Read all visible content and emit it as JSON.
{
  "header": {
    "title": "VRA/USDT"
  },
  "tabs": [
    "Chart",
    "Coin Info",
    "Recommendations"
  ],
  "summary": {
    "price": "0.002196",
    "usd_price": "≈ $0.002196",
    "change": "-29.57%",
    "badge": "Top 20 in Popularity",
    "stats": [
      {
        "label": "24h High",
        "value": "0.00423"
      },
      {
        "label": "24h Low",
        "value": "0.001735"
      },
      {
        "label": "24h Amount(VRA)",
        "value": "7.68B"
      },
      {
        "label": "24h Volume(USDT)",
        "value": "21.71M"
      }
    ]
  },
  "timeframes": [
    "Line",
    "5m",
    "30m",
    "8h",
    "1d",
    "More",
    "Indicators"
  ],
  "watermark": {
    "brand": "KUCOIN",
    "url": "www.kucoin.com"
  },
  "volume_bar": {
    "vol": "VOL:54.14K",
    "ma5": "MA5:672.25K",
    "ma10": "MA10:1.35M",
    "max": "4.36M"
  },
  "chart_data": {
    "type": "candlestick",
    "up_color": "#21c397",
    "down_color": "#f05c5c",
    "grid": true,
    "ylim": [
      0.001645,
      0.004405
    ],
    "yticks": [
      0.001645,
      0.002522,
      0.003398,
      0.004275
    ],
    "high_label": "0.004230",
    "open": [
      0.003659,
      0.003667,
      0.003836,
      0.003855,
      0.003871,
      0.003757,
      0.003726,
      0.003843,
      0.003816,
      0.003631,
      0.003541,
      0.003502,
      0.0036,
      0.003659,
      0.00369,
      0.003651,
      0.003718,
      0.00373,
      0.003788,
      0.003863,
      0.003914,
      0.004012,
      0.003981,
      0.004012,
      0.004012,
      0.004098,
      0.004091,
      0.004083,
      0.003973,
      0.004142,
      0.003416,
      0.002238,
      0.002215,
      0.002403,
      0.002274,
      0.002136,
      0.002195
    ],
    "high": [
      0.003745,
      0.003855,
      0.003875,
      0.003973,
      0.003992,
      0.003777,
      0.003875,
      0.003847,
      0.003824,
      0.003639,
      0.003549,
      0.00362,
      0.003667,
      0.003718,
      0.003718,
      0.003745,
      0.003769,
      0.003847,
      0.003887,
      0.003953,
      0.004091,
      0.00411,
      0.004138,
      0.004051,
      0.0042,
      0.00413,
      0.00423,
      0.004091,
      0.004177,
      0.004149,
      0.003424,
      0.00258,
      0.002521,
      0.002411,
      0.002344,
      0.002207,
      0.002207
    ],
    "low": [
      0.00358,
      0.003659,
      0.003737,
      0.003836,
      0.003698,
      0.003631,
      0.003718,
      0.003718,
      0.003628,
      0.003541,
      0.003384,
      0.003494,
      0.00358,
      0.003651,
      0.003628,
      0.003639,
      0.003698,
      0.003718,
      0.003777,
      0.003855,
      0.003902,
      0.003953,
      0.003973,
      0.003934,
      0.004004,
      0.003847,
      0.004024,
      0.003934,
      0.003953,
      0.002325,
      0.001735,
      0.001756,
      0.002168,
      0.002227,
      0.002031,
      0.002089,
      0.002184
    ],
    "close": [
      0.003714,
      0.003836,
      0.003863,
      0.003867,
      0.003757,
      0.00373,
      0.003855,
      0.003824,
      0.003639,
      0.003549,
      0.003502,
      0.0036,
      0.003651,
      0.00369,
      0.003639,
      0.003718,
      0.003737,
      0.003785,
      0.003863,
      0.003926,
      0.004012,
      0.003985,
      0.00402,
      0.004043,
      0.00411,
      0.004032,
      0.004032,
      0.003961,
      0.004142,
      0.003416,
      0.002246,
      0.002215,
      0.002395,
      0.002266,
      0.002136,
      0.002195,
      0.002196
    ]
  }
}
****************************************
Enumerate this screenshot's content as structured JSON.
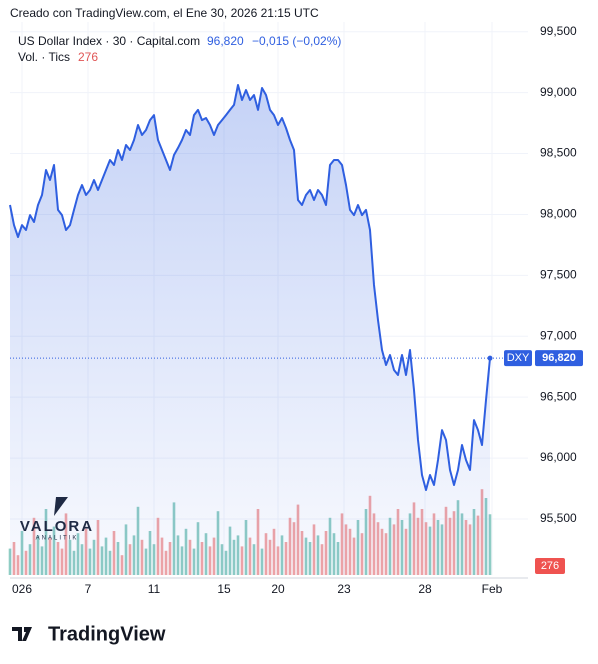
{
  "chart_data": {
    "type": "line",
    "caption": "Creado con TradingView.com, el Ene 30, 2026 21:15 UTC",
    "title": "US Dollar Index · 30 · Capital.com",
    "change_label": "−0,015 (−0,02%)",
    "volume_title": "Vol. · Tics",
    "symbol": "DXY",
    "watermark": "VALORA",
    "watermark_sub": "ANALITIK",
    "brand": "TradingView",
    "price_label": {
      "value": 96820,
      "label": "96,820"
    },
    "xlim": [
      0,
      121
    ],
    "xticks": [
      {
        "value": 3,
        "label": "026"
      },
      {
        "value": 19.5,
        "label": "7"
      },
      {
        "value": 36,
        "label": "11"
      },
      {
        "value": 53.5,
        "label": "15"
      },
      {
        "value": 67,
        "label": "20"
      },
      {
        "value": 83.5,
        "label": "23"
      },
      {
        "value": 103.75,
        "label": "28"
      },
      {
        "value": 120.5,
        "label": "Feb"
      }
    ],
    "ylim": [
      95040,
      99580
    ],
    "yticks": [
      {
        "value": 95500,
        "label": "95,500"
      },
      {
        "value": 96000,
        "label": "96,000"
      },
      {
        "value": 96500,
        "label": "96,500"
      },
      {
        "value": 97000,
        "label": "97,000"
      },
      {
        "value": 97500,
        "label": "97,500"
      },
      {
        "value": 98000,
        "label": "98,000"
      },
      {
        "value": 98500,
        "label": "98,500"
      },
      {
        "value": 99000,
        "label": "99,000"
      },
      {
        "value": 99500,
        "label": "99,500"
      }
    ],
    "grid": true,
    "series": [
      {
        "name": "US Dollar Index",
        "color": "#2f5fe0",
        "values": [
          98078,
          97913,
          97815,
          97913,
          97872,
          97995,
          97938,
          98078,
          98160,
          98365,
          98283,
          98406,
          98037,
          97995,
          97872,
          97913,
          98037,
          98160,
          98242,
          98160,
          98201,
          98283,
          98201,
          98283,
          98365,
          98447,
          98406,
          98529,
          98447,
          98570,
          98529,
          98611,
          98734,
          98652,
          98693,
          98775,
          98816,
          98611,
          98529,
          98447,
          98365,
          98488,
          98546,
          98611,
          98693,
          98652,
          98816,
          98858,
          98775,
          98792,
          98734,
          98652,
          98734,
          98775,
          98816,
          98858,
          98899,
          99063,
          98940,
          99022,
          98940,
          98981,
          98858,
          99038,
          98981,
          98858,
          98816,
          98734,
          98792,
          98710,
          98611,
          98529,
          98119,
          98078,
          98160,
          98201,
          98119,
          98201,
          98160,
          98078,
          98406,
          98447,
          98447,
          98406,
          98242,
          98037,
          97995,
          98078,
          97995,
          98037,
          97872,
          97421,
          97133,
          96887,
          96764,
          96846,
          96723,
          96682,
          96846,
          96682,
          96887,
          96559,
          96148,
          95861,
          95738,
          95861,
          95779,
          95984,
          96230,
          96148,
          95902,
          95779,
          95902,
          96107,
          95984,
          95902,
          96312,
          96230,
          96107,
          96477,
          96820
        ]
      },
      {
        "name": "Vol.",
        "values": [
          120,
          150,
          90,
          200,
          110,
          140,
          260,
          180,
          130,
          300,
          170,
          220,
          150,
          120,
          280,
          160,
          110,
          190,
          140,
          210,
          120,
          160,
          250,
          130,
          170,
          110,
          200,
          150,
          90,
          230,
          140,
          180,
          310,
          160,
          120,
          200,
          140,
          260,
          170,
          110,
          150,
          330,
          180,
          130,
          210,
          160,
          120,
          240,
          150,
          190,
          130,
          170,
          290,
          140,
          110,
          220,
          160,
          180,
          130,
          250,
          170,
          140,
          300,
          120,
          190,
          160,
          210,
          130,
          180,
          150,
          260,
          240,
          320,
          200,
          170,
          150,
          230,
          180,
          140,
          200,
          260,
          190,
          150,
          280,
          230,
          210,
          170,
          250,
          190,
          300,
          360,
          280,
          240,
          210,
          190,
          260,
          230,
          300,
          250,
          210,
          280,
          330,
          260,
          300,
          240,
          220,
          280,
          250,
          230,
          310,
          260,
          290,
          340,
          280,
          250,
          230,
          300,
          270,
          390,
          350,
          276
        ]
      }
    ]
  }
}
****************************************
BRIEF: Scan the data above and copy every line with "JSON" in it.

WRITTEN RESPONSE:
Read all visible content and emit it as JSON.
Enumerate this screenshot's content as structured JSON.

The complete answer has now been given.